"""

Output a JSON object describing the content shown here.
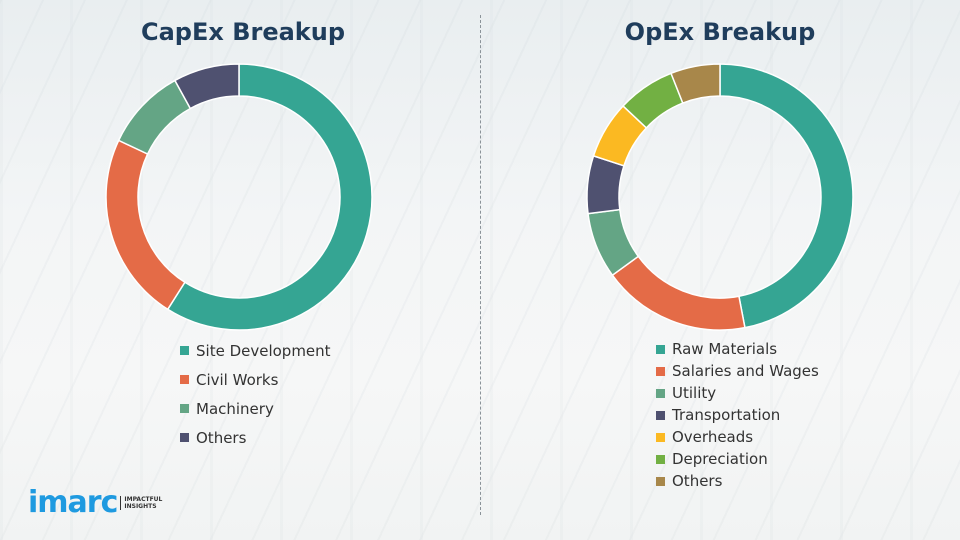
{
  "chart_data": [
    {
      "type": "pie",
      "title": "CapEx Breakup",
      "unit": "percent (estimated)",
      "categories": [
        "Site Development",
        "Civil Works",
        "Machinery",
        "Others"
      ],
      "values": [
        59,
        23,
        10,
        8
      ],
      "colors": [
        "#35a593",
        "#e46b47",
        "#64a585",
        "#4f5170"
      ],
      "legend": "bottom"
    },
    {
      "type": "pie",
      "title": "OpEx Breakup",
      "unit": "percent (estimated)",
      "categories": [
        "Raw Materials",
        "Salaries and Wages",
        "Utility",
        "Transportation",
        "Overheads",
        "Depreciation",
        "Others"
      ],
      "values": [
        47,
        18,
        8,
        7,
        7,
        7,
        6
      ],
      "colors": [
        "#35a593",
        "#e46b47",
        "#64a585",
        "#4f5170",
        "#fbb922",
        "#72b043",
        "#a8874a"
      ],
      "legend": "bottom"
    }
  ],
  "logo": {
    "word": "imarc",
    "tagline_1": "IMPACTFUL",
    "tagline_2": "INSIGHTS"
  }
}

"""
"""

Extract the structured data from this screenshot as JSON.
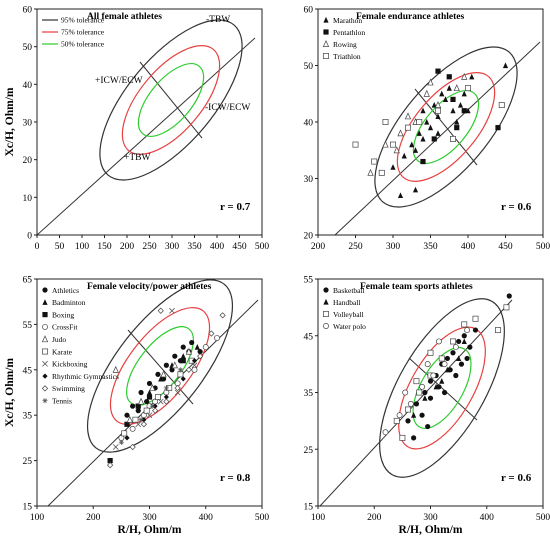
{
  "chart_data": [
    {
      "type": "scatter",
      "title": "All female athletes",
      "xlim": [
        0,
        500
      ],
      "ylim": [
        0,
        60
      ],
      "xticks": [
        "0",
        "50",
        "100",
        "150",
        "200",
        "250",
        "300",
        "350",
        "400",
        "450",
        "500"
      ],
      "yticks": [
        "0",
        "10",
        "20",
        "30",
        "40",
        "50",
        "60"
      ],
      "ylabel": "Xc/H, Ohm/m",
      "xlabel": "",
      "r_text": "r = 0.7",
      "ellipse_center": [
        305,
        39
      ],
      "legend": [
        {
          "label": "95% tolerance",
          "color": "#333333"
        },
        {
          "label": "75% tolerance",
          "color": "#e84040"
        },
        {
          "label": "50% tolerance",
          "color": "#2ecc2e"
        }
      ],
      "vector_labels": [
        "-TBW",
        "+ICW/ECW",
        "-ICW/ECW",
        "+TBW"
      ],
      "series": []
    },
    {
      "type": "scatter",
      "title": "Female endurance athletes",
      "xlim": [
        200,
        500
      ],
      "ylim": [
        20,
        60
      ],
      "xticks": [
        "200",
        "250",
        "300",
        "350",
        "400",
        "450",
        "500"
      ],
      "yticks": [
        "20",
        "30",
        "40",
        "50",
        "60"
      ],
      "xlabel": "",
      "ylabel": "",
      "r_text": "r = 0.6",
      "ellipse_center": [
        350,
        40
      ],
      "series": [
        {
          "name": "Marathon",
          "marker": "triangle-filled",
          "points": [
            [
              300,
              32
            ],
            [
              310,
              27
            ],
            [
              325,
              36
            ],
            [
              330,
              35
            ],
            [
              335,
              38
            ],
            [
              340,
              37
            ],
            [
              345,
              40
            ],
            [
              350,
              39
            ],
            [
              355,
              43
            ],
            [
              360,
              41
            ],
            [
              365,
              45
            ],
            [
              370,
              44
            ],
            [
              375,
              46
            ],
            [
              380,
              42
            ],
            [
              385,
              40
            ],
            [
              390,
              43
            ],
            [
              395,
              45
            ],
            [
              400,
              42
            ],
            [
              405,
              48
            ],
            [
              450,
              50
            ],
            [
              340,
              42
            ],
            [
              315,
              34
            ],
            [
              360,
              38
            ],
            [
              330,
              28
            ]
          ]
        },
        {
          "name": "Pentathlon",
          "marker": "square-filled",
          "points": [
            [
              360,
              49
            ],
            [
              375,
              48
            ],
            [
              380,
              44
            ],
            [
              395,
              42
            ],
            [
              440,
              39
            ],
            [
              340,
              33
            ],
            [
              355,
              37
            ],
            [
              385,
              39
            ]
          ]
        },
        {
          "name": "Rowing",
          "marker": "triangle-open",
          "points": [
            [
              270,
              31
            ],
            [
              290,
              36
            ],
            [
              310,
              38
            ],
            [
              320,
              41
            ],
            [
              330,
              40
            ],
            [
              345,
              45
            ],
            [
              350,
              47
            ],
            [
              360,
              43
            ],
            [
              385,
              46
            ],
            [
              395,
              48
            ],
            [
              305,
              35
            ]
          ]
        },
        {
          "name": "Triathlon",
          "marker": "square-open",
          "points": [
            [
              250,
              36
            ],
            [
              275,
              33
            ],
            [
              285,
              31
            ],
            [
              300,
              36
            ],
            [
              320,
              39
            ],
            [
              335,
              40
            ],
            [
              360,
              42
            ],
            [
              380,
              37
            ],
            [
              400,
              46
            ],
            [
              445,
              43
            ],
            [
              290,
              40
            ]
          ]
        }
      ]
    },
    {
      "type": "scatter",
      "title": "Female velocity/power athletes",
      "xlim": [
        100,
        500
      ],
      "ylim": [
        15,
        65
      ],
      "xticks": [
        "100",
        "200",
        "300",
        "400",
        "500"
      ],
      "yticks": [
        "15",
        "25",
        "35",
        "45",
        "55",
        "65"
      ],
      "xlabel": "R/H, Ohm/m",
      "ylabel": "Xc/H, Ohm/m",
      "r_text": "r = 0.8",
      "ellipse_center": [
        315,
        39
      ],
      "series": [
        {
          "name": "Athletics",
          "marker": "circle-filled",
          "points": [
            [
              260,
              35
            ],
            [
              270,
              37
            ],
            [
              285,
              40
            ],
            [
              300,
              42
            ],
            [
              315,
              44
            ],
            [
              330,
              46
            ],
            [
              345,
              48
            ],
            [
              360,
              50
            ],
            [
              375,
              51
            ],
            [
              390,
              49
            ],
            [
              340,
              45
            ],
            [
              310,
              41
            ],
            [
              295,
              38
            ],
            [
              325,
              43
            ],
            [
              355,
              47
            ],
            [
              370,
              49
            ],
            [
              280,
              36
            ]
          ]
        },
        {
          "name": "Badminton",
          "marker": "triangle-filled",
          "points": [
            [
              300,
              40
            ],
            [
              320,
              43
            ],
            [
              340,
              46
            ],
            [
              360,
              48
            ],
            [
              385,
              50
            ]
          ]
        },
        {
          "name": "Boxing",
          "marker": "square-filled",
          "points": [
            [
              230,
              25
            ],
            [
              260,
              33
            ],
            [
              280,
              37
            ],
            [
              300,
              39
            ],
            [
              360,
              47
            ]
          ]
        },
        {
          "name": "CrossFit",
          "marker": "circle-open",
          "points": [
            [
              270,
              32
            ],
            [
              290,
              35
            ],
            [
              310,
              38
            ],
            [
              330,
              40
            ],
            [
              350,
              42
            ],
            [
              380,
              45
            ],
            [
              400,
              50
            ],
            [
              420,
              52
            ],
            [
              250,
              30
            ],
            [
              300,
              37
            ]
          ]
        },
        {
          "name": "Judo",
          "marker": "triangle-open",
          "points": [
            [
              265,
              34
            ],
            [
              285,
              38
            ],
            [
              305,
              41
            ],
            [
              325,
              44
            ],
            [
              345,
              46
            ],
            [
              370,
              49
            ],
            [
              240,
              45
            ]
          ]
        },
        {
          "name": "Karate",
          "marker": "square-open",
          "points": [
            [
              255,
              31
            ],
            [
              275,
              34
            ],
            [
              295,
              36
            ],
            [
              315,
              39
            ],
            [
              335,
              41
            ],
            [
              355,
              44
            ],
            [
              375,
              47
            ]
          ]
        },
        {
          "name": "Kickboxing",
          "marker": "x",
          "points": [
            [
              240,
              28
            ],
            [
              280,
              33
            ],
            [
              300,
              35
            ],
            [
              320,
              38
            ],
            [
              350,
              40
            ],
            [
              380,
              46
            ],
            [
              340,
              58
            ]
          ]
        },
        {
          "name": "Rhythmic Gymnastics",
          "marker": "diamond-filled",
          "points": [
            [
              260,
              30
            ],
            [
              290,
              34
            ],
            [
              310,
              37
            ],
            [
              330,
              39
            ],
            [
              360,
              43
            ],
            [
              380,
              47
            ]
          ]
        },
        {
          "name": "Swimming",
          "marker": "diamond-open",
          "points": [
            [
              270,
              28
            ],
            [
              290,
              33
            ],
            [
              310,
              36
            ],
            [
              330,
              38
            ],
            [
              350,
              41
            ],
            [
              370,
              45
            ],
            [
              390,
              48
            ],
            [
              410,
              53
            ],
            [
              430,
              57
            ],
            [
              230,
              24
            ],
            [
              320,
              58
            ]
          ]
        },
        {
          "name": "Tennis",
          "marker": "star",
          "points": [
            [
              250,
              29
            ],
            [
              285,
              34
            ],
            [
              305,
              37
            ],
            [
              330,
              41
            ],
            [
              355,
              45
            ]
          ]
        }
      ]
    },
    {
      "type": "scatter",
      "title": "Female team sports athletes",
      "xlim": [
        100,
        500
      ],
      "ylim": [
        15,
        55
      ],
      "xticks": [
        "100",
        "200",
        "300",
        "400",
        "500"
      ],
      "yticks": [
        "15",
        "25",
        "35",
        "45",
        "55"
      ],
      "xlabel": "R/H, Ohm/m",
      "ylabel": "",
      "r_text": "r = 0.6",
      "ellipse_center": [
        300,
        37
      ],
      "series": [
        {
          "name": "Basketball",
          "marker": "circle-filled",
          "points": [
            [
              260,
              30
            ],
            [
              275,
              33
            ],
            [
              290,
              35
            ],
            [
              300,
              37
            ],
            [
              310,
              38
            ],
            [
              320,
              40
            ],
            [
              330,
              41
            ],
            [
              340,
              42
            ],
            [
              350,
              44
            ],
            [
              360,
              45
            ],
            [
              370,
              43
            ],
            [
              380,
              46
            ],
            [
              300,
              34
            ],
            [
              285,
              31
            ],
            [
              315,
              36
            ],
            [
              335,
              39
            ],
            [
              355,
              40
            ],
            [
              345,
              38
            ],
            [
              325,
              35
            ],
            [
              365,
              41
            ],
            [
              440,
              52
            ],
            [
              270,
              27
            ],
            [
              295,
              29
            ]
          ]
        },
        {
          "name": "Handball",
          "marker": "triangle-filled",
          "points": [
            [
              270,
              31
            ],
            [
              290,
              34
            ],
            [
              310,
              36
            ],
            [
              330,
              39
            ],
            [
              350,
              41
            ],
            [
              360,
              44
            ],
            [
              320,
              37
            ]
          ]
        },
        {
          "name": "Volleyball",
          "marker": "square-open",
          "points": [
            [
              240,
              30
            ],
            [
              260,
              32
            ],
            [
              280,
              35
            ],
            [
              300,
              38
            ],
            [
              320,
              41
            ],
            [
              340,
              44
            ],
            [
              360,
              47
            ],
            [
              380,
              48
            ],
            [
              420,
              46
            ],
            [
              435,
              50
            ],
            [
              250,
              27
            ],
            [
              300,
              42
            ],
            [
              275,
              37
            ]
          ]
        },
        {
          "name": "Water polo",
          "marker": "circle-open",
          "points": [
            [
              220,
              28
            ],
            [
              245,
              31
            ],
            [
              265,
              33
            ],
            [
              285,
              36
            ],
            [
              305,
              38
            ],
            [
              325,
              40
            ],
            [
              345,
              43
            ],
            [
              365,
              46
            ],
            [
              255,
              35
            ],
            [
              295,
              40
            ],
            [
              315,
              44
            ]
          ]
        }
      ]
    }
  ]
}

"""

Identify each line in the entries with the word "athletes" and copy it.

      "title": "All female athletes",
      "title": "Female endurance athletes",
      "title": "Female velocity/power athletes",
      "title": "Female team sports athletes",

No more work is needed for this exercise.